*Problem*
Return every record below exactly as written, omitting any pictures.

--------------------------------------------------

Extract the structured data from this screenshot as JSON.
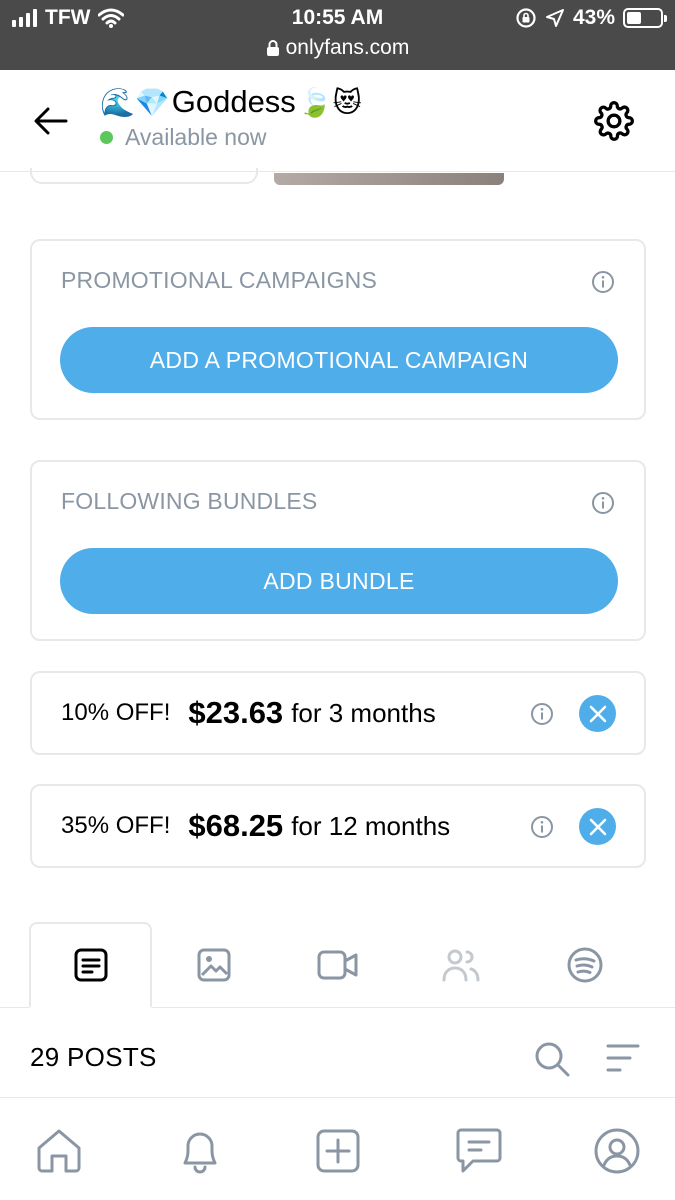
{
  "status_bar": {
    "carrier": "TFW",
    "time": "10:55 AM",
    "url": "onlyfans.com",
    "battery": "43%",
    "battery_level": 0.43
  },
  "header": {
    "emoji_prefix": "🌊💎",
    "name": "Goddess",
    "emoji_suffix": "🍃😻",
    "availability": "Available now",
    "availability_color": "#5ac85a"
  },
  "promotional": {
    "title": "PROMOTIONAL CAMPAIGNS",
    "button_label": "ADD A PROMOTIONAL CAMPAIGN"
  },
  "following_bundles": {
    "title": "FOLLOWING BUNDLES",
    "button_label": "ADD BUNDLE"
  },
  "bundles": [
    {
      "discount": "10% OFF!",
      "price": "$23.63",
      "period": "for 3 months"
    },
    {
      "discount": "35% OFF!",
      "price": "$68.25",
      "period": "for 12 months"
    }
  ],
  "tabs": [
    {
      "icon": "posts-icon",
      "active": true
    },
    {
      "icon": "photo-icon",
      "active": false
    },
    {
      "icon": "video-icon",
      "active": false
    },
    {
      "icon": "users-icon",
      "active": false
    },
    {
      "icon": "spotify-icon",
      "active": false
    }
  ],
  "posts": {
    "count_label": "29 POSTS"
  },
  "bottom_nav": [
    {
      "icon": "home-icon"
    },
    {
      "icon": "bell-icon"
    },
    {
      "icon": "add-post-icon"
    },
    {
      "icon": "messages-icon"
    },
    {
      "icon": "profile-icon"
    }
  ],
  "colors": {
    "accent": "#4faeea",
    "muted_text": "#8a96a3",
    "border": "#e6e8ea",
    "status_bar_bg": "#4a4a4a"
  }
}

--------------------------------------------------

*The result*
Extract the structured data from this screenshot as JSON.
{
  "status_bar": {
    "carrier": "TFW",
    "time": "10:55 AM",
    "url": "onlyfans.com",
    "battery": "43%",
    "battery_level": 0.43
  },
  "header": {
    "emoji_prefix": "🌊💎",
    "name": "Goddess",
    "emoji_suffix": "🍃😻",
    "availability": "Available now",
    "availability_color": "#5ac85a"
  },
  "promotional": {
    "title": "PROMOTIONAL CAMPAIGNS",
    "button_label": "ADD A PROMOTIONAL CAMPAIGN"
  },
  "following_bundles": {
    "title": "FOLLOWING BUNDLES",
    "button_label": "ADD BUNDLE"
  },
  "bundles": [
    {
      "discount": "10% OFF!",
      "price": "$23.63",
      "period": "for 3 months"
    },
    {
      "discount": "35% OFF!",
      "price": "$68.25",
      "period": "for 12 months"
    }
  ],
  "tabs": [
    {
      "icon": "posts-icon",
      "active": true
    },
    {
      "icon": "photo-icon",
      "active": false
    },
    {
      "icon": "video-icon",
      "active": false
    },
    {
      "icon": "users-icon",
      "active": false
    },
    {
      "icon": "spotify-icon",
      "active": false
    }
  ],
  "posts": {
    "count_label": "29 POSTS"
  },
  "bottom_nav": [
    {
      "icon": "home-icon"
    },
    {
      "icon": "bell-icon"
    },
    {
      "icon": "add-post-icon"
    },
    {
      "icon": "messages-icon"
    },
    {
      "icon": "profile-icon"
    }
  ],
  "colors": {
    "accent": "#4faeea",
    "muted_text": "#8a96a3",
    "border": "#e6e8ea",
    "status_bar_bg": "#4a4a4a"
  }
}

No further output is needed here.